▶ [Objective]
Work out how many lines of the records hold the string "czytać", and reply with that number alone.
═════ Available records ═════
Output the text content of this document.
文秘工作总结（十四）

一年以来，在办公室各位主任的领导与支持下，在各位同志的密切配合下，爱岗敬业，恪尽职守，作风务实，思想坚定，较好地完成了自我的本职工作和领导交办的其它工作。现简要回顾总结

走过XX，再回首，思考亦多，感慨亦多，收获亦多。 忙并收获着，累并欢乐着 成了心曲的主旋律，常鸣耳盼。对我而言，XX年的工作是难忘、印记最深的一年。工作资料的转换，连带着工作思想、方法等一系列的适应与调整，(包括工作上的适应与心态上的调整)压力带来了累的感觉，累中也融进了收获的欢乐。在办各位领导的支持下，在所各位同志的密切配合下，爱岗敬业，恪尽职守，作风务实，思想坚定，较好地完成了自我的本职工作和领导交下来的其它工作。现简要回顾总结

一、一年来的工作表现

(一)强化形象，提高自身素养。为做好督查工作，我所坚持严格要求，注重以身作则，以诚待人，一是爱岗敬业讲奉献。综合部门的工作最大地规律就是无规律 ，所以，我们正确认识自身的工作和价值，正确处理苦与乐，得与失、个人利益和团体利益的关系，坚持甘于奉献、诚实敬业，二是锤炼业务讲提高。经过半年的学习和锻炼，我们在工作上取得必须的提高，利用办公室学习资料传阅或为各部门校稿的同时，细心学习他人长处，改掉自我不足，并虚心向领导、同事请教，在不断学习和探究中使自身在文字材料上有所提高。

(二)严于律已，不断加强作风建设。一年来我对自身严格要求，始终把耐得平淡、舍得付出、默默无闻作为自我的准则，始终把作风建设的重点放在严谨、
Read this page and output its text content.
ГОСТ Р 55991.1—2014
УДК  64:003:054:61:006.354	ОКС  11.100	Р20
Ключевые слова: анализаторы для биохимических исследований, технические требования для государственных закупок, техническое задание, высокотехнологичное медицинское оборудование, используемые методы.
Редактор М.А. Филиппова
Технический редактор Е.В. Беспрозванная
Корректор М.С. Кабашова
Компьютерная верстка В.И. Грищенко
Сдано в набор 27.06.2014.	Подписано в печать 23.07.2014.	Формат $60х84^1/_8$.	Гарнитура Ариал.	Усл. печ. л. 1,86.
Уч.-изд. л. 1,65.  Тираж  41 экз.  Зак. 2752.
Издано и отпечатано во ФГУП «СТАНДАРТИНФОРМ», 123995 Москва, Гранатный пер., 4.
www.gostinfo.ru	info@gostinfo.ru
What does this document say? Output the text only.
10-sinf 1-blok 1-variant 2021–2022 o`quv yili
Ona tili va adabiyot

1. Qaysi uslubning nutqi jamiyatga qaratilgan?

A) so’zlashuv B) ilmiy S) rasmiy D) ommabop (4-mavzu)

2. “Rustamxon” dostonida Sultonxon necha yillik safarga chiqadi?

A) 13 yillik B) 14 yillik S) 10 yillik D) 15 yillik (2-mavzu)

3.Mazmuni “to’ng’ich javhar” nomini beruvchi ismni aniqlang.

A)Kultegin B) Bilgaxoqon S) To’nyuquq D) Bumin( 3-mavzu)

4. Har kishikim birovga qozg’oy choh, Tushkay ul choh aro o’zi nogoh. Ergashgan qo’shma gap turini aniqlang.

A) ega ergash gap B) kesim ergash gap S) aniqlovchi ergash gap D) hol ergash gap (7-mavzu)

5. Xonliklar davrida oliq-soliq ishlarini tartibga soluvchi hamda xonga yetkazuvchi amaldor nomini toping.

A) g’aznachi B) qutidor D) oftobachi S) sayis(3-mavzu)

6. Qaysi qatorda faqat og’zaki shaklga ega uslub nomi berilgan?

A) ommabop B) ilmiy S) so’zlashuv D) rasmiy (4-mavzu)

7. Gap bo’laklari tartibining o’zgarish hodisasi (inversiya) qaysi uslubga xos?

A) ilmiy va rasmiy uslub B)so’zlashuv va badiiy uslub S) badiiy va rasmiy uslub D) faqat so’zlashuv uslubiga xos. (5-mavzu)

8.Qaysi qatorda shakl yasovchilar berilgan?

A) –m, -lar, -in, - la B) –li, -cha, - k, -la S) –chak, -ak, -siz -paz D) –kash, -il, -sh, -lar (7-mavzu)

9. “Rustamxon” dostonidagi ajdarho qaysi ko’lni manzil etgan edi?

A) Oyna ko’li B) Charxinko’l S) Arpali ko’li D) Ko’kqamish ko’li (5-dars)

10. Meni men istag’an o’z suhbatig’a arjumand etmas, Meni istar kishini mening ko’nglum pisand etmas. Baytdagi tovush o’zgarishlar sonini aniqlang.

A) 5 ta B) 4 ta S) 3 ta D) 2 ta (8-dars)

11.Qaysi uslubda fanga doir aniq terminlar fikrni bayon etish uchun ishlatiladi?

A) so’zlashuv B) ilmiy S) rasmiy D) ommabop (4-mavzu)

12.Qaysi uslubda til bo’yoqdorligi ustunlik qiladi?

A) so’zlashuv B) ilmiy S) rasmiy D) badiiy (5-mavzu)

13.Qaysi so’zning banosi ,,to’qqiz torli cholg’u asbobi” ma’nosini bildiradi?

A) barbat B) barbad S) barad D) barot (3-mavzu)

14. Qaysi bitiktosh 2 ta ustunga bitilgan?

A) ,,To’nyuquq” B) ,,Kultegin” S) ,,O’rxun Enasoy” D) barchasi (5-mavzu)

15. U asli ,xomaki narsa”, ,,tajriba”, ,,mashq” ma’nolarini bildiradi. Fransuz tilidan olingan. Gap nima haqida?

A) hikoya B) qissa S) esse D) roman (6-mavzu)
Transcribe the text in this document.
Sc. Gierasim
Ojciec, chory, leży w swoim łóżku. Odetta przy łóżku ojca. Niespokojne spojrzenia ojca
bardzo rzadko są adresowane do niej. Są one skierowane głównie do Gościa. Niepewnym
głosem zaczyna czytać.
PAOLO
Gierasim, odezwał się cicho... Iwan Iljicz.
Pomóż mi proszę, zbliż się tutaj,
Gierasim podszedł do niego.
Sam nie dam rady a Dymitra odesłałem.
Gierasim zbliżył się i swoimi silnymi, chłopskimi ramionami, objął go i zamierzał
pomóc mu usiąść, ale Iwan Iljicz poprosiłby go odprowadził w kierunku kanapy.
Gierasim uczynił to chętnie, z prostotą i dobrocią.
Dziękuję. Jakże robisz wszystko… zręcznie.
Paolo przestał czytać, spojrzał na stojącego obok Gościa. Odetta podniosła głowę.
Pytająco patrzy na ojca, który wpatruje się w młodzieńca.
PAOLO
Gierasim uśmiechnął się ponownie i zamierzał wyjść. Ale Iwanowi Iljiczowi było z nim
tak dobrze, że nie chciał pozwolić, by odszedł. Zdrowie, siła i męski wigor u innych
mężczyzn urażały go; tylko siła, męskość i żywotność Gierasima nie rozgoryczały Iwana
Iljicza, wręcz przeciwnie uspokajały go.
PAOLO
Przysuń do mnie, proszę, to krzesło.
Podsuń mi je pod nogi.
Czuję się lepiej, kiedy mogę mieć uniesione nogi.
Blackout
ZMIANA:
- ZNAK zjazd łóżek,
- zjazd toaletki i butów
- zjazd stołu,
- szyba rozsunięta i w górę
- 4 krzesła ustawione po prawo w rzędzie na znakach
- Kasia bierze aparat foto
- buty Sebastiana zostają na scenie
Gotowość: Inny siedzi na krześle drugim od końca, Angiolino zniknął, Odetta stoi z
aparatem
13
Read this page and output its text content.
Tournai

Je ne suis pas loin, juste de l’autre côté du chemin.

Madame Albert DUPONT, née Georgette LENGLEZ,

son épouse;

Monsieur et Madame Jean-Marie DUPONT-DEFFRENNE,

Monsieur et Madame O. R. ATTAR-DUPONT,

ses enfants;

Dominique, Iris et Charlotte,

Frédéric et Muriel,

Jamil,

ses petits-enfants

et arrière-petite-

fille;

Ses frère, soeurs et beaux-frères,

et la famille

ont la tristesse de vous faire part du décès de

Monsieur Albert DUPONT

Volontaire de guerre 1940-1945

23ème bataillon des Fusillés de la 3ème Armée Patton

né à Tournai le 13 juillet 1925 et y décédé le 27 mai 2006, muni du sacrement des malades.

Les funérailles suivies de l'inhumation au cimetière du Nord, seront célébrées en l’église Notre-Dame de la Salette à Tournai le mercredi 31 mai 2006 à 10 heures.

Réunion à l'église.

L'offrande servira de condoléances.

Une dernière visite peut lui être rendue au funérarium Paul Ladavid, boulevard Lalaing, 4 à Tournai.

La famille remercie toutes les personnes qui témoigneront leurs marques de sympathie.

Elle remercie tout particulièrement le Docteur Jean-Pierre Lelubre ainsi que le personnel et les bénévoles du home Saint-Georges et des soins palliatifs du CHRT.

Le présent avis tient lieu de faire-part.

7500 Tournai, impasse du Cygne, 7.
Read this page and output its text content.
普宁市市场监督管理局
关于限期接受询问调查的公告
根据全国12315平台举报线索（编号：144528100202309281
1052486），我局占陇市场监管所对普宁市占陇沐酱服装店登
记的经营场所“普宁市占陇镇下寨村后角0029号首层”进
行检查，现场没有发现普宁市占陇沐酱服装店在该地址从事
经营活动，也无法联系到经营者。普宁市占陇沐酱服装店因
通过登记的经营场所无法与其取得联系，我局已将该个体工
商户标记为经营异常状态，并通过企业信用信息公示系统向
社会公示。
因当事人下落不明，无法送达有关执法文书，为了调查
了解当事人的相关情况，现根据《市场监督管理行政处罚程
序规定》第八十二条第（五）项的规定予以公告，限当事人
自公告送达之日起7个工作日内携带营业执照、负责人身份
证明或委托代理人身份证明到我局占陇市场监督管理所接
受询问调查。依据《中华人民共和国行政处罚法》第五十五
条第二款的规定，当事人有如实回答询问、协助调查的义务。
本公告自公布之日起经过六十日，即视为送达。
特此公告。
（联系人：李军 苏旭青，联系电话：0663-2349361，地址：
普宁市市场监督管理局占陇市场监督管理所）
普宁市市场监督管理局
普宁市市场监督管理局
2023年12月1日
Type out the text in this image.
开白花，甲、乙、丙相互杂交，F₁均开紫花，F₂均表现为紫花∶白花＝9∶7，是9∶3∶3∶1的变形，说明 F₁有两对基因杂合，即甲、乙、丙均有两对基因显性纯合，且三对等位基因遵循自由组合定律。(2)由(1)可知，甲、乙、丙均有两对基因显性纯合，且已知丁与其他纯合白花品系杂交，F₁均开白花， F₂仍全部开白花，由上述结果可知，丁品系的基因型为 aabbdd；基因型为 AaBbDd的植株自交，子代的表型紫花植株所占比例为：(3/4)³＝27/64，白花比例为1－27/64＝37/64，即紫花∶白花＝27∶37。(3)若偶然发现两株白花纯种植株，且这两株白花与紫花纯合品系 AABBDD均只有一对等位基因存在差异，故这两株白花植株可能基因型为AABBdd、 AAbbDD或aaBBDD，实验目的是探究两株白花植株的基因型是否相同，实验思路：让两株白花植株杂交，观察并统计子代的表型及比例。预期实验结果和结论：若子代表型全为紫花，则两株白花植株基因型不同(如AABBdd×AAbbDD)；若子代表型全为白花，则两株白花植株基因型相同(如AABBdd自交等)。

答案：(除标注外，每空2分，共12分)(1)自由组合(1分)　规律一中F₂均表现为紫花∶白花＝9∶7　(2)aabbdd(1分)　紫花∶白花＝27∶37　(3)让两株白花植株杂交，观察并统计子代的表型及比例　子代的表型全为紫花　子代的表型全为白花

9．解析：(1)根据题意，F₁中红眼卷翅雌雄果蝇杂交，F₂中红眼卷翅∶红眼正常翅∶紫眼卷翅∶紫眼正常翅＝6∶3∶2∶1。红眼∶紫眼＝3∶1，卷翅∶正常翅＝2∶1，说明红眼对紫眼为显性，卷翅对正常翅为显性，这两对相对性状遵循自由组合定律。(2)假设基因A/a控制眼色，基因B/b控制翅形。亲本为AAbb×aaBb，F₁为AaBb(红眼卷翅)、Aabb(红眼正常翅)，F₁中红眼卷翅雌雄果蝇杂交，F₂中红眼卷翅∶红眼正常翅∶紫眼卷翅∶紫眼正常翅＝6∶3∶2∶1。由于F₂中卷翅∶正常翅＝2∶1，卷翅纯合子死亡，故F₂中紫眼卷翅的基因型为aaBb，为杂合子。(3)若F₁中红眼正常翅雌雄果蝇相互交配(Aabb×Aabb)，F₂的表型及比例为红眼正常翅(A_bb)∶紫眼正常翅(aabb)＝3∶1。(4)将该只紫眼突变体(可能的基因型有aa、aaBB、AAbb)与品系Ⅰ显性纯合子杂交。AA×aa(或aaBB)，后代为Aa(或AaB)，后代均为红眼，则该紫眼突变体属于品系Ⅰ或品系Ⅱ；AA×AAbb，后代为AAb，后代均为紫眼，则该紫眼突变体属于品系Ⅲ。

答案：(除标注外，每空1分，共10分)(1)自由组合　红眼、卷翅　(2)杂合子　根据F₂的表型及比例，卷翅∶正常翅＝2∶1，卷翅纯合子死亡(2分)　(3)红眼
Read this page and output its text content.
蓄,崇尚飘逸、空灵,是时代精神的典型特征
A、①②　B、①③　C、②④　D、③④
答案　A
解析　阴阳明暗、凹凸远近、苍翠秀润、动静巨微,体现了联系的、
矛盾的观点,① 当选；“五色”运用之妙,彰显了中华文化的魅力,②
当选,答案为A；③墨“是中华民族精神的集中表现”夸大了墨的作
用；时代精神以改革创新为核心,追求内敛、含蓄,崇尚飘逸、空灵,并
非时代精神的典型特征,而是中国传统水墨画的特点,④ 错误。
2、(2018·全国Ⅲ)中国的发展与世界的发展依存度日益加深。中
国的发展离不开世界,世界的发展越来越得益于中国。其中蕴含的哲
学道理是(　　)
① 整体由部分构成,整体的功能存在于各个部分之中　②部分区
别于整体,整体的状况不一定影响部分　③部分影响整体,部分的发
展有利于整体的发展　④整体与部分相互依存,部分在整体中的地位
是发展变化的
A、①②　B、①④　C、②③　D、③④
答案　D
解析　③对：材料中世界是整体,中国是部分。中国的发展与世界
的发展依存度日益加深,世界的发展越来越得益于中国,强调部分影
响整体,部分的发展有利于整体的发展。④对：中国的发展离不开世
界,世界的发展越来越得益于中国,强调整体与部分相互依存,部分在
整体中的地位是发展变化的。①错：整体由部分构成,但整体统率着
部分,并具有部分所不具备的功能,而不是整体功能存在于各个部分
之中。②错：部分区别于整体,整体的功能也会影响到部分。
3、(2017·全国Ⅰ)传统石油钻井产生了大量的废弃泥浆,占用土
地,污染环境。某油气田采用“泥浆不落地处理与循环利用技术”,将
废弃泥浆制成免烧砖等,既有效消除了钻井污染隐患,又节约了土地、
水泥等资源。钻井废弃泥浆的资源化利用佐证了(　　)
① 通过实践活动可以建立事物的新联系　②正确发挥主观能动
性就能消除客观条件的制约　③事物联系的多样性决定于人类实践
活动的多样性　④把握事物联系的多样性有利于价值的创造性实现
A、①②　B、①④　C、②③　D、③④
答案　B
═════
▶ [Written reply]
2